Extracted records
---+---

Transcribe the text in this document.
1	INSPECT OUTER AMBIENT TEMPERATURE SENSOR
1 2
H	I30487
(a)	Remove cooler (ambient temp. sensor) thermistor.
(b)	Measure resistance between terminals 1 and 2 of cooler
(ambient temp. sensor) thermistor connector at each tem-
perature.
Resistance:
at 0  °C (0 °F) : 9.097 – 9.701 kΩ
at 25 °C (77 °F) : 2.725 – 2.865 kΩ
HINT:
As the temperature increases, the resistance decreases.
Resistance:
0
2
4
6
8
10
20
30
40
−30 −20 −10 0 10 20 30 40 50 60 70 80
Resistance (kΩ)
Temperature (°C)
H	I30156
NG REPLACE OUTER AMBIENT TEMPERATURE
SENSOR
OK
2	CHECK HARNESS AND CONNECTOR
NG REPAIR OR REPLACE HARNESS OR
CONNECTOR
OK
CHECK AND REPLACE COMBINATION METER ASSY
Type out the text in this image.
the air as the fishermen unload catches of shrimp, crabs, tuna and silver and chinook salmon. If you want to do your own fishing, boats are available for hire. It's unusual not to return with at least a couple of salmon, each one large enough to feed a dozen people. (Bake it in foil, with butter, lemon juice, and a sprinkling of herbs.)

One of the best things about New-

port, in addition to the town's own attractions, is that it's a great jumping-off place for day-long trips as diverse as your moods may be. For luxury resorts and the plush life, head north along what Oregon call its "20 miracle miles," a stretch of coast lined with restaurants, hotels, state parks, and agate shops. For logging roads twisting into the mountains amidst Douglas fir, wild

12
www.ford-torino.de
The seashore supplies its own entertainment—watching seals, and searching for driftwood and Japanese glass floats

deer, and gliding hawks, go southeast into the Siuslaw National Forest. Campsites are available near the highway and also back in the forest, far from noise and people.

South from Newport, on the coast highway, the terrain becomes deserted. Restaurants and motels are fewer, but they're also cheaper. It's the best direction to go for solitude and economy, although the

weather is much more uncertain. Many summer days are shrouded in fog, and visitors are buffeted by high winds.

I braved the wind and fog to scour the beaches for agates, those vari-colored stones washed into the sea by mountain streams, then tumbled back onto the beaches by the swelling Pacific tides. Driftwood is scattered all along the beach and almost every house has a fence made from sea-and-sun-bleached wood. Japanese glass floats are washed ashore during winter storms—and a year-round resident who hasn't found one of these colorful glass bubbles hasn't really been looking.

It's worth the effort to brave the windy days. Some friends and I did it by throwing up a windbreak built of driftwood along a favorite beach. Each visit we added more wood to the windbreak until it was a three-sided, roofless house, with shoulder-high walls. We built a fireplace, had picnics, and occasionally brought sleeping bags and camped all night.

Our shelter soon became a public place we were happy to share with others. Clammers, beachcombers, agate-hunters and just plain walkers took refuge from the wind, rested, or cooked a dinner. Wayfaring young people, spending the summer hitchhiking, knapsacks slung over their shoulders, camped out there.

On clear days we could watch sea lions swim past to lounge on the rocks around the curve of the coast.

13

---+---

→ **TASK REQUIREMENTS**: Each line must be given again exactly as written above.

→ **ANSWER TO THIS TASK**:
Transcribe the text in this document.
1	INSPECT OUTER AMBIENT TEMPERATURE SENSOR
1 2
H	I30487
(a)	Remove cooler (ambient temp. sensor) thermistor.
(b)	Measure resistance between terminals 1 and 2 of cooler
(ambient temp. sensor) thermistor connector at each tem-
perature.
Resistance:
at 0  °C (0 °F) : 9.097 – 9.701 kΩ
at 25 °C (77 °F) : 2.725 – 2.865 kΩ
HINT:
As the temperature increases, the resistance decreases.
Resistance:
0
2
4
6
8
10
20
30
40
−30 −20 −10 0 10 20 30 40 50 60 70 80
Resistance (kΩ)
Temperature (°C)
H	I30156
NG REPLACE OUTER AMBIENT TEMPERATURE
SENSOR
OK
2	CHECK HARNESS AND CONNECTOR
NG REPAIR OR REPLACE HARNESS OR
CONNECTOR
OK
CHECK AND REPLACE COMBINATION METER ASSY
Type out the text in this image.
the air as the fishermen unload catches of shrimp, crabs, tuna and silver and chinook salmon. If you want to do your own fishing, boats are available for hire. It's unusual not to return with at least a couple of salmon, each one large enough to feed a dozen people. (Bake it in foil, with butter, lemon juice, and a sprinkling of herbs.)

One of the best things about New-

port, in addition to the town's own attractions, is that it's a great jumping-off place for day-long trips as diverse as your moods may be. For luxury resorts and the plush life, head north along what Oregon call its "20 miracle miles," a stretch of coast lined with restaurants, hotels, state parks, and agate shops. For logging roads twisting into the mountains amidst Douglas fir, wild

12
www.ford-torino.de
The seashore supplies its own entertainment—watching seals, and searching for driftwood and Japanese glass floats

deer, and gliding hawks, go southeast into the Siuslaw National Forest. Campsites are available near the highway and also back in the forest, far from noise and people.

South from Newport, on the coast highway, the terrain becomes deserted. Restaurants and motels are fewer, but they're also cheaper. It's the best direction to go for solitude and economy, although the

weather is much more uncertain. Many summer days are shrouded in fog, and visitors are buffeted by high winds.

I braved the wind and fog to scour the beaches for agates, those vari-colored stones washed into the sea by mountain streams, then tumbled back onto the beaches by the swelling Pacific tides. Driftwood is scattered all along the beach and almost every house has a fence made from sea-and-sun-bleached wood. Japanese glass floats are washed ashore during winter storms—and a year-round resident who hasn't found one of these colorful glass bubbles hasn't really been looking.

It's worth the effort to brave the windy days. Some friends and I did it by throwing up a windbreak built of driftwood along a favorite beach. Each visit we added more wood to the windbreak until it was a three-sided, roofless house, with shoulder-high walls. We built a fireplace, had picnics, and occasionally brought sleeping bags and camped all night.

Our shelter soon became a public place we were happy to share with others. Clammers, beachcombers, agate-hunters and just plain walkers took refuge from the wind, rested, or cooked a dinner. Wayfaring young people, spending the summer hitchhiking, knapsacks slung over their shoulders, camped out there.

On clear days we could watch sea lions swim past to lounge on the rocks around the curve of the coast.

13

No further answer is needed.